Gather every line from the entries below that includes "организациям".
━━━ Material for this exercise
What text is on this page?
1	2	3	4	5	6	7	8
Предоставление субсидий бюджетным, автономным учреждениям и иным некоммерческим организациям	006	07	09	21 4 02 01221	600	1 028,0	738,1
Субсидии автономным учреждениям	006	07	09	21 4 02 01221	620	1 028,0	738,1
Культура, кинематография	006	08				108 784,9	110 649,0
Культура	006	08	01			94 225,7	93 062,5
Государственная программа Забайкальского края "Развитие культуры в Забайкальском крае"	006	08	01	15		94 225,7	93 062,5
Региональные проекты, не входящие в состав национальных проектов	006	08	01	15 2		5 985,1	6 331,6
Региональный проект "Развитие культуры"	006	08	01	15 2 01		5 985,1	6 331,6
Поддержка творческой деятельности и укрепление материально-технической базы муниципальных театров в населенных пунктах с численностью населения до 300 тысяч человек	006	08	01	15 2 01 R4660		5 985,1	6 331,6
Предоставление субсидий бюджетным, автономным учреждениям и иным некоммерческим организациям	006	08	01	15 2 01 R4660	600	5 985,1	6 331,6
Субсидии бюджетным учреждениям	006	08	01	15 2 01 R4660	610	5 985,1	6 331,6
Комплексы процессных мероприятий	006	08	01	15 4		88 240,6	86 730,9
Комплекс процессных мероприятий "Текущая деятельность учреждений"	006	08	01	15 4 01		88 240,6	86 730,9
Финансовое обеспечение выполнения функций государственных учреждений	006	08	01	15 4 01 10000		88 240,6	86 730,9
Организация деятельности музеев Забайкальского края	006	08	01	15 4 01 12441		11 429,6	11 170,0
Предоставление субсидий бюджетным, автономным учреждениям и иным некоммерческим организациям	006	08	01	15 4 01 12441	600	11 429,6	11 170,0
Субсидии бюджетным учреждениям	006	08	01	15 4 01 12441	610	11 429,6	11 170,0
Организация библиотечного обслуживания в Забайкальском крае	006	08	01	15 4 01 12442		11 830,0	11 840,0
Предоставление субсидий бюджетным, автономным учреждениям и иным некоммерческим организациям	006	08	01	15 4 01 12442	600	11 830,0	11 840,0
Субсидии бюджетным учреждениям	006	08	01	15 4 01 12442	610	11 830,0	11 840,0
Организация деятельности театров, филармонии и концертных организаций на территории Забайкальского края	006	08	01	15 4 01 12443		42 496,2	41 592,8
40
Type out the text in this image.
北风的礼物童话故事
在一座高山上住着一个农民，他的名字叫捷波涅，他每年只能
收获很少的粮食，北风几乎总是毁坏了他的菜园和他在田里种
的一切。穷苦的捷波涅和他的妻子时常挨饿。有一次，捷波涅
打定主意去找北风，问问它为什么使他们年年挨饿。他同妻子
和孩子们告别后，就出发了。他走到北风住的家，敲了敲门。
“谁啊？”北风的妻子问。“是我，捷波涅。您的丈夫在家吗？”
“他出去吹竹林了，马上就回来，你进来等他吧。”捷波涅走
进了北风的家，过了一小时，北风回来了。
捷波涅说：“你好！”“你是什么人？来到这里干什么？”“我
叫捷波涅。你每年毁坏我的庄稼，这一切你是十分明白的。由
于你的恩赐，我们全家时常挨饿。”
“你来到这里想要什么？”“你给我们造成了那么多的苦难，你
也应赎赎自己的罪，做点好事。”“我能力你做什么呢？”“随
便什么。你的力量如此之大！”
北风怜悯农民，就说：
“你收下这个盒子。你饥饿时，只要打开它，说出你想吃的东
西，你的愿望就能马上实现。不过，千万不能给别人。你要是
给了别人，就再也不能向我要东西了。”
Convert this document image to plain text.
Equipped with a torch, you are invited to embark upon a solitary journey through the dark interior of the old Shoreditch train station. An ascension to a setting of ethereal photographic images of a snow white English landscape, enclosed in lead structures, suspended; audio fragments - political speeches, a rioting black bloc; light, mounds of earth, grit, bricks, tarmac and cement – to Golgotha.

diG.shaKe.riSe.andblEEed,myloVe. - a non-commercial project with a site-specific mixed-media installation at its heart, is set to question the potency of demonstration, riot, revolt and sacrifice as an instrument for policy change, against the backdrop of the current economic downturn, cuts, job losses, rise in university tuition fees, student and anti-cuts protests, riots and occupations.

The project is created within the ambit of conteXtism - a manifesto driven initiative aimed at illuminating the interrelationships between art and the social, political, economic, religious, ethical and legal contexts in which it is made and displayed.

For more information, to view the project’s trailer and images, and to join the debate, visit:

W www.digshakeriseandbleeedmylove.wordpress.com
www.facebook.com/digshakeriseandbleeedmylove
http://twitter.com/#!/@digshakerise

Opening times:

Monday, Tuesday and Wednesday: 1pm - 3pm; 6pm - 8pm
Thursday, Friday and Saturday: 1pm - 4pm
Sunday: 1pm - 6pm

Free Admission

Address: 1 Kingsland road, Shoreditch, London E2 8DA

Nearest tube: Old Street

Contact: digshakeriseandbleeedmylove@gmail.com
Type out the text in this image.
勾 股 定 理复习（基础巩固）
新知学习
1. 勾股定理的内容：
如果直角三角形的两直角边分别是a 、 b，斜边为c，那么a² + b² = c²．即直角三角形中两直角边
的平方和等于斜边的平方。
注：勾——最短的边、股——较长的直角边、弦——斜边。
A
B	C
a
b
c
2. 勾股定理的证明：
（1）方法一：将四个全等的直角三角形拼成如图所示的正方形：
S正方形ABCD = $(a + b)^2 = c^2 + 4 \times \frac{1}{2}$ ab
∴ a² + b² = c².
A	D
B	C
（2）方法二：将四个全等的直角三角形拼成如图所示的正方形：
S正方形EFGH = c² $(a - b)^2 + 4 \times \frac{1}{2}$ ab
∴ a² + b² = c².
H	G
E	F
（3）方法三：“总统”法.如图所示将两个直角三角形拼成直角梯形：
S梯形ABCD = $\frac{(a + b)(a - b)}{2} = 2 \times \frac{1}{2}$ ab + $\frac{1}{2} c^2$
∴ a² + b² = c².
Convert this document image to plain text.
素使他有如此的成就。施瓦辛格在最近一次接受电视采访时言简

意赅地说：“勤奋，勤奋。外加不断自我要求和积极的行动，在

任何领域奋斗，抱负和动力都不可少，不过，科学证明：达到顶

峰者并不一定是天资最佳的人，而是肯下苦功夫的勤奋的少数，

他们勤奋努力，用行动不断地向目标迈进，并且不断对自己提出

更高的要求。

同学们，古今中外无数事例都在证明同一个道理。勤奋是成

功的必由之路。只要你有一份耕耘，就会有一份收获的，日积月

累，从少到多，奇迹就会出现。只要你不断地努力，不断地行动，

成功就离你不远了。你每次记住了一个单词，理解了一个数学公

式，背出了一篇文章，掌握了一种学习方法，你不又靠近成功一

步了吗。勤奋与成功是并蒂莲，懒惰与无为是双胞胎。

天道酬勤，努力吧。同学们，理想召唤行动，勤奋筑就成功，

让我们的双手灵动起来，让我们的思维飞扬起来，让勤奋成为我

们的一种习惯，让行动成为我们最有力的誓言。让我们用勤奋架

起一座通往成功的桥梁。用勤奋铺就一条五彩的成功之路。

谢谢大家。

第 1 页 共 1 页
━━━━━━
* _Exercise response_:
Предоставление субсидий бюджетным, автономным учреждениям и иным некоммерческим организациям	006	07	09	21 4 02 01221	600	1 028,0	738,1
Предоставление субсидий бюджетным, автономным учреждениям и иным некоммерческим организациям	006	08	01	15 2 01 R4660	600	5 985,1	6 331,6
Предоставление субсидий бюджетным, автономным учреждениям и иным некоммерческим организациям	006	08	01	15 4 01 12441	600	11 429,6	11 170,0
Предоставление субсидий бюджетным, автономным учреждениям и иным некоммерческим организациям	006	08	01	15 4 01 12442	600	11 830,0	11 840,0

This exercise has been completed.